+++ Supplied entries
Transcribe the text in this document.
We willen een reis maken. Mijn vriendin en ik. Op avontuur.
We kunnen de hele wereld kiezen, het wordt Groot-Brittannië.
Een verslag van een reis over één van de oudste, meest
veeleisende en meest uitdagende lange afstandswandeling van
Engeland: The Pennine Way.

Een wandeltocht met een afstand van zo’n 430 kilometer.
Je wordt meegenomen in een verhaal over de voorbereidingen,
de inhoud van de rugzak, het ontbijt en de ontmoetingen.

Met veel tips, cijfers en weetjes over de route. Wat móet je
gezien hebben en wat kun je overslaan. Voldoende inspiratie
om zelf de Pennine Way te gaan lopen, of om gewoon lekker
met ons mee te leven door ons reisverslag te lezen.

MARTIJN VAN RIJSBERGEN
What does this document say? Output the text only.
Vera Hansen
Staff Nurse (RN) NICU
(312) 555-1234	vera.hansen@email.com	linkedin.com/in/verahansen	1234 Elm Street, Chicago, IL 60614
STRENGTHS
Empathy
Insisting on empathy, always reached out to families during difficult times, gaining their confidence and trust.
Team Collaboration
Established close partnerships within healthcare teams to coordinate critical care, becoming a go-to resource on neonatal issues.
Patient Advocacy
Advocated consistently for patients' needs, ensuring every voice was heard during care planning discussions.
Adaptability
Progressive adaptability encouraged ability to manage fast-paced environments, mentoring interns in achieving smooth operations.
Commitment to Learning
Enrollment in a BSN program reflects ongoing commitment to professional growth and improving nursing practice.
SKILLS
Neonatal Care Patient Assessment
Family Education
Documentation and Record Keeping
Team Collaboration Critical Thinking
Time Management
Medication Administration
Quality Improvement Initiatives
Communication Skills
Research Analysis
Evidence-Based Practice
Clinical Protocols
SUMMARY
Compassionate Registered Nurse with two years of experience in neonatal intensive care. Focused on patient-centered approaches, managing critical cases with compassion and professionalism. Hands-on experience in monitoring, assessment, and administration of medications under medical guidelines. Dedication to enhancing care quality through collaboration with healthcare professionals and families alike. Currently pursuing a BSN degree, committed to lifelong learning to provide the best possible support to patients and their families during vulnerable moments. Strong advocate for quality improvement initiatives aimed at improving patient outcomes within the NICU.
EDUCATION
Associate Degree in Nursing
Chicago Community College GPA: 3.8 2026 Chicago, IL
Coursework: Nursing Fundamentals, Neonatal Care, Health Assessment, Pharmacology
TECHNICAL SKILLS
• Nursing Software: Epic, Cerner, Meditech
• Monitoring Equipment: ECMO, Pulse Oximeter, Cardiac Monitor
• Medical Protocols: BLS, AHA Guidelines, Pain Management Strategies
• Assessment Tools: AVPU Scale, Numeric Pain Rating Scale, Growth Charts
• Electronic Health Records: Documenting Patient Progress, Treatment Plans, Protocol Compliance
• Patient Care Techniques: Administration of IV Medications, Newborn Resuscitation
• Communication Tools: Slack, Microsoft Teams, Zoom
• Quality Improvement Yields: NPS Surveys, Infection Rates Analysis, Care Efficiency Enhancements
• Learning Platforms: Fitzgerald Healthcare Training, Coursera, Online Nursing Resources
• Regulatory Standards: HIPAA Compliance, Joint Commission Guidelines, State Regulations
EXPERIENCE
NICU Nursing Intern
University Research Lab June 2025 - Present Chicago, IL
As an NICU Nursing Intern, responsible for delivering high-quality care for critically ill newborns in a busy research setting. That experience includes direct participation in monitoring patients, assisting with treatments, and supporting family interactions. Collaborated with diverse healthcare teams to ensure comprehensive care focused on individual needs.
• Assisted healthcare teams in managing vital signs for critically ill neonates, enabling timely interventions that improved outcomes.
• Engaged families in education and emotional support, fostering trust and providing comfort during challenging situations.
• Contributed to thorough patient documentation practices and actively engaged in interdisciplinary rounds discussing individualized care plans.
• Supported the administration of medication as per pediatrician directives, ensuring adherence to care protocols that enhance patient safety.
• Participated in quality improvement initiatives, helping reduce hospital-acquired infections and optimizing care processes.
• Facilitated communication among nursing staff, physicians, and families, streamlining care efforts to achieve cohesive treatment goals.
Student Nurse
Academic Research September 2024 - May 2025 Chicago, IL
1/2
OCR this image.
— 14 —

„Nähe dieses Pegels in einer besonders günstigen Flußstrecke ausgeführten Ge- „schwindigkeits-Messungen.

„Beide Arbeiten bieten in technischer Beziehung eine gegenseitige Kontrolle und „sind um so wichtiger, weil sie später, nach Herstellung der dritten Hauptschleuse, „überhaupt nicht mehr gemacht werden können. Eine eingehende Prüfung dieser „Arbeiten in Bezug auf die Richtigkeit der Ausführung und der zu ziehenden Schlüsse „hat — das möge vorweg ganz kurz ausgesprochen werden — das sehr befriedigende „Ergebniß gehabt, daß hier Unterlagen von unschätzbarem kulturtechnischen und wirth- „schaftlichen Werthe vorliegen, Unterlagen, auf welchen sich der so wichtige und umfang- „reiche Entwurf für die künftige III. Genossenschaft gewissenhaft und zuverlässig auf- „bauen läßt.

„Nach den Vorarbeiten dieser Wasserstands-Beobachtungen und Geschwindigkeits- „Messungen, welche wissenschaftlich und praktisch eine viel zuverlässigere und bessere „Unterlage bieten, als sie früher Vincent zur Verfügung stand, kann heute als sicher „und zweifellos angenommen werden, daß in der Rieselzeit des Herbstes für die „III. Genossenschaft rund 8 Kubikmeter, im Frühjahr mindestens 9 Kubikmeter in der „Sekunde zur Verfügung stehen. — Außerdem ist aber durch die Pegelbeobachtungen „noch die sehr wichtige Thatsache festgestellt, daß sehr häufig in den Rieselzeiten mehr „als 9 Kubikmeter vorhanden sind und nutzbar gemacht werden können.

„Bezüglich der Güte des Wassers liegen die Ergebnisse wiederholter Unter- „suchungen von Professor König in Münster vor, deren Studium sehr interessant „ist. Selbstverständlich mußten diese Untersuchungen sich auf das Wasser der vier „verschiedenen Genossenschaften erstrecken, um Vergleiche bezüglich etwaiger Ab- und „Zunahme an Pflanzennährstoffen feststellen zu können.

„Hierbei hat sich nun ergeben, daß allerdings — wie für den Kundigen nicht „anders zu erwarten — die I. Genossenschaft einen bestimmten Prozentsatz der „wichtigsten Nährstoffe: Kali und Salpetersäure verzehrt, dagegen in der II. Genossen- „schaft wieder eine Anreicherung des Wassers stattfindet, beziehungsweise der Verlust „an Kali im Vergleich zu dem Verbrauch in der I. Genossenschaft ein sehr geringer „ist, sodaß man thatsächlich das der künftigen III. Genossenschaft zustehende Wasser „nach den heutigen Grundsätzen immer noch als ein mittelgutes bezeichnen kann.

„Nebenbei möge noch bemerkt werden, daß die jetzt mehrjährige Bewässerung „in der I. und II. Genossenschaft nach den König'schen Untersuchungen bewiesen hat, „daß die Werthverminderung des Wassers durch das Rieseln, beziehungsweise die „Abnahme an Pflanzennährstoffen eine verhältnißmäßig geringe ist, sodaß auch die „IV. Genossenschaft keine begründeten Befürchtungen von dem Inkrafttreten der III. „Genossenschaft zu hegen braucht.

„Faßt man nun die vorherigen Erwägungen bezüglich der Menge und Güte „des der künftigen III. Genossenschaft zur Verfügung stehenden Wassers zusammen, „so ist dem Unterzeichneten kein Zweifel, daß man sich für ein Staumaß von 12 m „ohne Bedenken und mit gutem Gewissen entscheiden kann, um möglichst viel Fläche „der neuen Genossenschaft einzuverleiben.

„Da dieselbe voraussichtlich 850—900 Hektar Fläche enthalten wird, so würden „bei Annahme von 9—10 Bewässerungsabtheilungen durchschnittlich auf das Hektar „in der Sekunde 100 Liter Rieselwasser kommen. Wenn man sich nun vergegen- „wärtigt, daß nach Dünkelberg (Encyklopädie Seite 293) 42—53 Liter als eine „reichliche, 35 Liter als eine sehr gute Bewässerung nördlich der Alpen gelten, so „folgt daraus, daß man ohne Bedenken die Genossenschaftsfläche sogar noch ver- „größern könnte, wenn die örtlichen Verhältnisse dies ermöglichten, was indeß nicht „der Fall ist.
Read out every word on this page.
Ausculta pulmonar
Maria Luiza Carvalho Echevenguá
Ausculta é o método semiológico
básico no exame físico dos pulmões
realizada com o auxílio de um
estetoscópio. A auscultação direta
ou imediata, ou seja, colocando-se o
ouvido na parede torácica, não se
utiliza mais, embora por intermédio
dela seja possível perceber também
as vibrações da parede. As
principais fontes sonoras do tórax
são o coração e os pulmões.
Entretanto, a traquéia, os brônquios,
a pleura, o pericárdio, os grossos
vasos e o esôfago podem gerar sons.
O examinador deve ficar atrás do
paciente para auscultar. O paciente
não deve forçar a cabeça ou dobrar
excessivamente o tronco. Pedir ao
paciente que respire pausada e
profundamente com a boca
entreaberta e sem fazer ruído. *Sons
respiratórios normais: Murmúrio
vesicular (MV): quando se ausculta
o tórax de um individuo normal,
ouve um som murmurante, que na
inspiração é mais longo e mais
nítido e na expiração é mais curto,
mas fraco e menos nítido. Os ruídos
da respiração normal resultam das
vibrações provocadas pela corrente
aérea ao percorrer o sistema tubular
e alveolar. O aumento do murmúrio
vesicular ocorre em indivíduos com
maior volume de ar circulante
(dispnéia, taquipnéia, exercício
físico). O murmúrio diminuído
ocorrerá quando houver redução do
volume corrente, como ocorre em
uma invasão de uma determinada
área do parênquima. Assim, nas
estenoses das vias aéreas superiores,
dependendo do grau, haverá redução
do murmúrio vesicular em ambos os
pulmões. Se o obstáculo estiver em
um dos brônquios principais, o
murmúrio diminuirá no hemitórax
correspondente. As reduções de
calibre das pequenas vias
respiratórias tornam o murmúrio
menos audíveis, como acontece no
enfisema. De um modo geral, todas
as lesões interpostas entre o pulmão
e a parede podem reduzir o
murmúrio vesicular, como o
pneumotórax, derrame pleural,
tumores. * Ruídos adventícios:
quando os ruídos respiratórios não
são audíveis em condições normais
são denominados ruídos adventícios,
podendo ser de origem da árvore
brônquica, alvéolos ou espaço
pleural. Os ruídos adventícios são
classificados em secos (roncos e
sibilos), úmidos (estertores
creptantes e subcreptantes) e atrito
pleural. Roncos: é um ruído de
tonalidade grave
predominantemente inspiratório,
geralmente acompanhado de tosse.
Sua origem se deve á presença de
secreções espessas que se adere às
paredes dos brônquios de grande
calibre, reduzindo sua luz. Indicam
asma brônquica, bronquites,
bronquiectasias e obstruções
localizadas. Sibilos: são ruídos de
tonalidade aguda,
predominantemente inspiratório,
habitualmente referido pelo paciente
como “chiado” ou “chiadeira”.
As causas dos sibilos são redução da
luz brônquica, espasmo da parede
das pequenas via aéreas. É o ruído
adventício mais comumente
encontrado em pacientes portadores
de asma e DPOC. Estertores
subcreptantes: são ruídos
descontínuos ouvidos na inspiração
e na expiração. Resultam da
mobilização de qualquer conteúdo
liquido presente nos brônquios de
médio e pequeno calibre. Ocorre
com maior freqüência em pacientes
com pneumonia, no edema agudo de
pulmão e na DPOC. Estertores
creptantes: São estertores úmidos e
++++++
- **Your goal**: Count each line above where the word "wordt" appears, and answer with nothing except that count.

- **Completed exercise**: 2